- [GIVEN INSTRUCTION] Copy out the complete listing, word for word.

[Figure contents as structured data]
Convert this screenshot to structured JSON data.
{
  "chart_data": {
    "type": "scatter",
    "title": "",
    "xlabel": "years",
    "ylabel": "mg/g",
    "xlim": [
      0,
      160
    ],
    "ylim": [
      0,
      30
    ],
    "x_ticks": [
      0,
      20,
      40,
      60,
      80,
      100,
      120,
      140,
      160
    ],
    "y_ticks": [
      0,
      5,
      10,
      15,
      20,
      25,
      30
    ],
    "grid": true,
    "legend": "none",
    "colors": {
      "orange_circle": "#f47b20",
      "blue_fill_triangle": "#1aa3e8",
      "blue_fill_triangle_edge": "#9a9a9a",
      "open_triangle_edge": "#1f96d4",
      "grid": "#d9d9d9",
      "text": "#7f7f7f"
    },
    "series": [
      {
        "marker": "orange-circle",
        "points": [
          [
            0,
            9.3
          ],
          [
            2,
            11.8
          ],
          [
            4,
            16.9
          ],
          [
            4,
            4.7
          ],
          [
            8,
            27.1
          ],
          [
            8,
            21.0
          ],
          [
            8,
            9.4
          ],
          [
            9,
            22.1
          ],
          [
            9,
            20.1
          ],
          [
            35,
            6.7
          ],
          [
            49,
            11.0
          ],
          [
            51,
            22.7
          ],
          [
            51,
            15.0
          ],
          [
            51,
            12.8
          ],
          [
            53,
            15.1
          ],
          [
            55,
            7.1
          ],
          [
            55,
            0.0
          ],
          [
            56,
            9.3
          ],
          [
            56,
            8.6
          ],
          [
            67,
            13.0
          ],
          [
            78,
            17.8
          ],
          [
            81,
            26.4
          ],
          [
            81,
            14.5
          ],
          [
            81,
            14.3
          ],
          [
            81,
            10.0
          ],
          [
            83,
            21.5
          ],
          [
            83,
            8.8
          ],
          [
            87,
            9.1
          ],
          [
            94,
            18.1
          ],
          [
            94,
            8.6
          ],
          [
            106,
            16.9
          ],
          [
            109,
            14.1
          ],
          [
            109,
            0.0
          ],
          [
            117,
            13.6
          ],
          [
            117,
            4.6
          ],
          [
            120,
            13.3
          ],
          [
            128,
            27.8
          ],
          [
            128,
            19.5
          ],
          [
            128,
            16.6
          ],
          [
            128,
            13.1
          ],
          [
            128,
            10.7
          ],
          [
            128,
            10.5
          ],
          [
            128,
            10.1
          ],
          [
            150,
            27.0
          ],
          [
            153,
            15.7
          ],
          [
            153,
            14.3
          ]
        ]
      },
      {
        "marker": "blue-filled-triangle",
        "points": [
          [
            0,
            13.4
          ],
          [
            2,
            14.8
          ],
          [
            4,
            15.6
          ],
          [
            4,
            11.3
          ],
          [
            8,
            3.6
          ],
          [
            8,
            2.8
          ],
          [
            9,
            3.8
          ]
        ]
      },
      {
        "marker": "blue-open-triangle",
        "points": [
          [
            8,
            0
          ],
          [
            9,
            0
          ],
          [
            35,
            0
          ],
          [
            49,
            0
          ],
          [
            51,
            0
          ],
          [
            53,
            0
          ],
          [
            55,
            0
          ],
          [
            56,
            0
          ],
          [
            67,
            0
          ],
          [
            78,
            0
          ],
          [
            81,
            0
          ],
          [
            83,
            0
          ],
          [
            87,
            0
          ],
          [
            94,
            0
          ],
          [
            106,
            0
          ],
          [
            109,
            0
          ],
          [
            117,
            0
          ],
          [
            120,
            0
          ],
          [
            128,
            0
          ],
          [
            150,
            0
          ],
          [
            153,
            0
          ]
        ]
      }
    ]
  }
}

- [EXERCISE ANSWER]
Convert this screenshot to structured JSON data.
{
  "chart_data": {
    "type": "scatter",
    "title": "",
    "xlabel": "years",
    "ylabel": "mg/g",
    "xlim": [
      0,
      160
    ],
    "ylim": [
      0,
      30
    ],
    "x_ticks": [
      0,
      20,
      40,
      60,
      80,
      100,
      120,
      140,
      160
    ],
    "y_ticks": [
      0,
      5,
      10,
      15,
      20,
      25,
      30
    ],
    "grid": true,
    "legend": "none",
    "colors": {
      "orange_circle": "#f47b20",
      "blue_fill_triangle": "#1aa3e8",
      "blue_fill_triangle_edge": "#9a9a9a",
      "open_triangle_edge": "#1f96d4",
      "grid": "#d9d9d9",
      "text": "#7f7f7f"
    },
    "series": [
      {
        "marker": "orange-circle",
        "points": [
          [
            0,
            9.3
          ],
          [
            2,
            11.8
          ],
          [
            4,
            16.9
          ],
          [
            4,
            4.7
          ],
          [
            8,
            27.1
          ],
          [
            8,
            21.0
          ],
          [
            8,
            9.4
          ],
          [
            9,
            22.1
          ],
          [
            9,
            20.1
          ],
          [
            35,
            6.7
          ],
          [
            49,
            11.0
          ],
          [
            51,
            22.7
          ],
          [
            51,
            15.0
          ],
          [
            51,
            12.8
          ],
          [
            53,
            15.1
          ],
          [
            55,
            7.1
          ],
          [
            55,
            0.0
          ],
          [
            56,
            9.3
          ],
          [
            56,
            8.6
          ],
          [
            67,
            13.0
          ],
          [
            78,
            17.8
          ],
          [
            81,
            26.4
          ],
          [
            81,
            14.5
          ],
          [
            81,
            14.3
          ],
          [
            81,
            10.0
          ],
          [
            83,
            21.5
          ],
          [
            83,
            8.8
          ],
          [
            87,
            9.1
          ],
          [
            94,
            18.1
          ],
          [
            94,
            8.6
          ],
          [
            106,
            16.9
          ],
          [
            109,
            14.1
          ],
          [
            109,
            0.0
          ],
          [
            117,
            13.6
          ],
          [
            117,
            4.6
          ],
          [
            120,
            13.3
          ],
          [
            128,
            27.8
          ],
          [
            128,
            19.5
          ],
          [
            128,
            16.6
          ],
          [
            128,
            13.1
          ],
          [
            128,
            10.7
          ],
          [
            128,
            10.5
          ],
          [
            128,
            10.1
          ],
          [
            150,
            27.0
          ],
          [
            153,
            15.7
          ],
          [
            153,
            14.3
          ]
        ]
      },
      {
        "marker": "blue-filled-triangle",
        "points": [
          [
            0,
            13.4
          ],
          [
            2,
            14.8
          ],
          [
            4,
            15.6
          ],
          [
            4,
            11.3
          ],
          [
            8,
            3.6
          ],
          [
            8,
            2.8
          ],
          [
            9,
            3.8
          ]
        ]
      },
      {
        "marker": "blue-open-triangle",
        "points": [
          [
            8,
            0
          ],
          [
            9,
            0
          ],
          [
            35,
            0
          ],
          [
            49,
            0
          ],
          [
            51,
            0
          ],
          [
            53,
            0
          ],
          [
            55,
            0
          ],
          [
            56,
            0
          ],
          [
            67,
            0
          ],
          [
            78,
            0
          ],
          [
            81,
            0
          ],
          [
            83,
            0
          ],
          [
            87,
            0
          ],
          [
            94,
            0
          ],
          [
            106,
            0
          ],
          [
            109,
            0
          ],
          [
            117,
            0
          ],
          [
            120,
            0
          ],
          [
            128,
            0
          ],
          [
            150,
            0
          ],
          [
            153,
            0
          ]
        ]
      }
    ]
  }
}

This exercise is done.